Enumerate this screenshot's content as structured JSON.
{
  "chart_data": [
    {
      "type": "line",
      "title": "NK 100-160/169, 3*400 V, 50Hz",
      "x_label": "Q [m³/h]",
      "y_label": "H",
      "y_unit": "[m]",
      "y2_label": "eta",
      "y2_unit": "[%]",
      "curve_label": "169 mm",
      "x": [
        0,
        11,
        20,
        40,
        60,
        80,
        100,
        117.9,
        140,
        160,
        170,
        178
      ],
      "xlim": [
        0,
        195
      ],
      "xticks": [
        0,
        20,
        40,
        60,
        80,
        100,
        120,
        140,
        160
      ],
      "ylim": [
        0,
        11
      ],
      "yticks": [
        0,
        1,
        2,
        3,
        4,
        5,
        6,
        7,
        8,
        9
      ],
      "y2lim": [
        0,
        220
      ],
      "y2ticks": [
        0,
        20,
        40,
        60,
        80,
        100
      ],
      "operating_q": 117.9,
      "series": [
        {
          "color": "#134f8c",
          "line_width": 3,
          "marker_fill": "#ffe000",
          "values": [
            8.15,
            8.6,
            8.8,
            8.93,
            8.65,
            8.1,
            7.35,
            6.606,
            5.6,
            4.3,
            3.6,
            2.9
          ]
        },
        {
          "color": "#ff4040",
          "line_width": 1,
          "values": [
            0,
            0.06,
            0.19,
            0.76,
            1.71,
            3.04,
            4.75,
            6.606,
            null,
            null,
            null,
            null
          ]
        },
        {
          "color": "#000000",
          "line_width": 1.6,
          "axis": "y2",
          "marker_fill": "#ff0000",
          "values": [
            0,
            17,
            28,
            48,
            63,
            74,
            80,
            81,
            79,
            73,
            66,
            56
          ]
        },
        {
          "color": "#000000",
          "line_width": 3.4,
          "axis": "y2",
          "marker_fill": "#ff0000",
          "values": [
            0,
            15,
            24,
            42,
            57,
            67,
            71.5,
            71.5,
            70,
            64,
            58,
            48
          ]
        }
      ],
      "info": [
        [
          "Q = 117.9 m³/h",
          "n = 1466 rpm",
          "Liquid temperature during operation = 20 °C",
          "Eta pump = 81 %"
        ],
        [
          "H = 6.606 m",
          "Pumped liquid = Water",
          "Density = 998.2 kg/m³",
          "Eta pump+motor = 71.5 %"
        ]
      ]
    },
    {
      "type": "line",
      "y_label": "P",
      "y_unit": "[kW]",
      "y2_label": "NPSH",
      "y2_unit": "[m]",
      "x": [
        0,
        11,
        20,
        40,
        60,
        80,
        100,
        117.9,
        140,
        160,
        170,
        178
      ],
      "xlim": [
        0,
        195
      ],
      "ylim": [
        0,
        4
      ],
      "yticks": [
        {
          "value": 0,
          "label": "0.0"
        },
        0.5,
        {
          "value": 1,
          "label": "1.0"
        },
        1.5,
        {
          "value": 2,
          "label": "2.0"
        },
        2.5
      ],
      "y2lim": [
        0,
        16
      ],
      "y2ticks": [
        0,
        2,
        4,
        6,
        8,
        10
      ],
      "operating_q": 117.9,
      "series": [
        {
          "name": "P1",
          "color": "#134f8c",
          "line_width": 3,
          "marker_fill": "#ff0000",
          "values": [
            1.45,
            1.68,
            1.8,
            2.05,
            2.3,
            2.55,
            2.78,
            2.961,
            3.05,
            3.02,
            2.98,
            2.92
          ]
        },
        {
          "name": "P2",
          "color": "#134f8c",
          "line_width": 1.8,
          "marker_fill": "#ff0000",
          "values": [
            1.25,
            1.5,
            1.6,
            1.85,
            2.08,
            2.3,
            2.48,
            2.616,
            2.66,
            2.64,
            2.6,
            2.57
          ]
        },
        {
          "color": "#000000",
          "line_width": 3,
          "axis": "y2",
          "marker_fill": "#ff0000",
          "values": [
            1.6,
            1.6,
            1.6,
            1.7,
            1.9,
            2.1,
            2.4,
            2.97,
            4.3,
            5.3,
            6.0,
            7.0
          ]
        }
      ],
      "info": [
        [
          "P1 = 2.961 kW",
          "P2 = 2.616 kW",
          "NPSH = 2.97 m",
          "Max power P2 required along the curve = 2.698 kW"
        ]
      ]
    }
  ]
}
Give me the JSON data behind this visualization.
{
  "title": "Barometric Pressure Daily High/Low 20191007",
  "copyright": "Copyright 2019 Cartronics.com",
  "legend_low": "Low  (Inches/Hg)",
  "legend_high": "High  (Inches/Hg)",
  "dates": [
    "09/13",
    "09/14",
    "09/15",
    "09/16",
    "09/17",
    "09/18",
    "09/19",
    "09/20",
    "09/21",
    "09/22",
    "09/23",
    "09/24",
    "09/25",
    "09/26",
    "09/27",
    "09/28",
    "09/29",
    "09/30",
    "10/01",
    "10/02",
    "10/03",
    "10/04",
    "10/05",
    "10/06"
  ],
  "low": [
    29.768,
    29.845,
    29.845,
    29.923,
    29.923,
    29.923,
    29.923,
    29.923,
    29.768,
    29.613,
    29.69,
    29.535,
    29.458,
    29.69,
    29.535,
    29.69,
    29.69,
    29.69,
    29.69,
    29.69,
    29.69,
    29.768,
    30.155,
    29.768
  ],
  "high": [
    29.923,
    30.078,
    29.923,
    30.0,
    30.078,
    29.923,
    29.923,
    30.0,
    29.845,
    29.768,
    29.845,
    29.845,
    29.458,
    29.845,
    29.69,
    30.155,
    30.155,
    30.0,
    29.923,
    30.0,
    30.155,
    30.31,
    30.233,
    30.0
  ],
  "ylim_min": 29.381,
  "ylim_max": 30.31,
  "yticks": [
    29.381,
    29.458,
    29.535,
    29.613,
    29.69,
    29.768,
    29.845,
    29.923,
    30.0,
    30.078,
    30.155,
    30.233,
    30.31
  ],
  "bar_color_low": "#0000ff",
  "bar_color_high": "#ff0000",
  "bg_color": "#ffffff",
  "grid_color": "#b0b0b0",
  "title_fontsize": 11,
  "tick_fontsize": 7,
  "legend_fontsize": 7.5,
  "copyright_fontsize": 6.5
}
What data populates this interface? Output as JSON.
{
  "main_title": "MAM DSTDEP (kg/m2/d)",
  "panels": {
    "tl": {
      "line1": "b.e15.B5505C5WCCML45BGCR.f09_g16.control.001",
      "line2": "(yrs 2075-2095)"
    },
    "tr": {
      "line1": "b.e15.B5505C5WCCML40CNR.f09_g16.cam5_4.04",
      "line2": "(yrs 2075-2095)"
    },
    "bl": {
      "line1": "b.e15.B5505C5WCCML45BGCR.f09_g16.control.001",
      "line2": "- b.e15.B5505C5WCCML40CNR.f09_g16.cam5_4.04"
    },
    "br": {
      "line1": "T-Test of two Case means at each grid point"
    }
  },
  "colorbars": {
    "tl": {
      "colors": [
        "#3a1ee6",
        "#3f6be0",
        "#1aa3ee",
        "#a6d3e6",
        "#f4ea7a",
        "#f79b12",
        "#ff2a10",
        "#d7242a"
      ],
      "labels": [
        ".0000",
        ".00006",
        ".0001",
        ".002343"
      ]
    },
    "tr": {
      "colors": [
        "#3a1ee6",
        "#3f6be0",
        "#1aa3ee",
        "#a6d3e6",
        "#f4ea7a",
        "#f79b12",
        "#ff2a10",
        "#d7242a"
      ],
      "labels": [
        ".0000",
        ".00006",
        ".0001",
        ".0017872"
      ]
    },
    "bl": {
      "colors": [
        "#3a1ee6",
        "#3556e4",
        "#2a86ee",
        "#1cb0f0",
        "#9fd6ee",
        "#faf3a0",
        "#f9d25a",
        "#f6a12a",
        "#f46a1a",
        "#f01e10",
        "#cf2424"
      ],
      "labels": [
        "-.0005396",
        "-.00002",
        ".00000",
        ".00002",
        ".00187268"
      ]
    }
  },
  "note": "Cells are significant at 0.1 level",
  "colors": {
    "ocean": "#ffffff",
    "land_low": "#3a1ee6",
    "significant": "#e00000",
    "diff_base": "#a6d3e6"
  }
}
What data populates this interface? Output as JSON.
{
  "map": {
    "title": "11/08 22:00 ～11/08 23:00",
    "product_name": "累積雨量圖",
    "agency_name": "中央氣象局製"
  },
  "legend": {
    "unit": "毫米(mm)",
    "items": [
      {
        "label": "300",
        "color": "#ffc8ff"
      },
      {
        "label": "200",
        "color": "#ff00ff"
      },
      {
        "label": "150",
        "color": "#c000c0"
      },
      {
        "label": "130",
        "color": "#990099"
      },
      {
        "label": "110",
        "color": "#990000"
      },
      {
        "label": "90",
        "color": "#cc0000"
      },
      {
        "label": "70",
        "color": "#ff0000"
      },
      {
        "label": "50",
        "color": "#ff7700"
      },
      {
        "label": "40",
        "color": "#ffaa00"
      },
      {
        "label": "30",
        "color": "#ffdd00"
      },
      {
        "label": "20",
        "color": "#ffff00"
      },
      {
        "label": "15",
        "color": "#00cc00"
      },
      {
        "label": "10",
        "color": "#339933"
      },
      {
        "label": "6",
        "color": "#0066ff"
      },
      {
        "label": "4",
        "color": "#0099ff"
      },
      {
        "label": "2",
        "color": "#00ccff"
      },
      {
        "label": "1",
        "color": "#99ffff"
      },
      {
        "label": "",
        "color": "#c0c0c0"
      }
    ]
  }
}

• Goal of the exercise
Your task is to gather every line with the word "JSON" and copy it.

• Solution
Enumerate this screenshot's content as structured JSON.
Give me the JSON data behind this visualization.
What data populates this interface? Output as JSON.
What data populates this interface? Output as JSON.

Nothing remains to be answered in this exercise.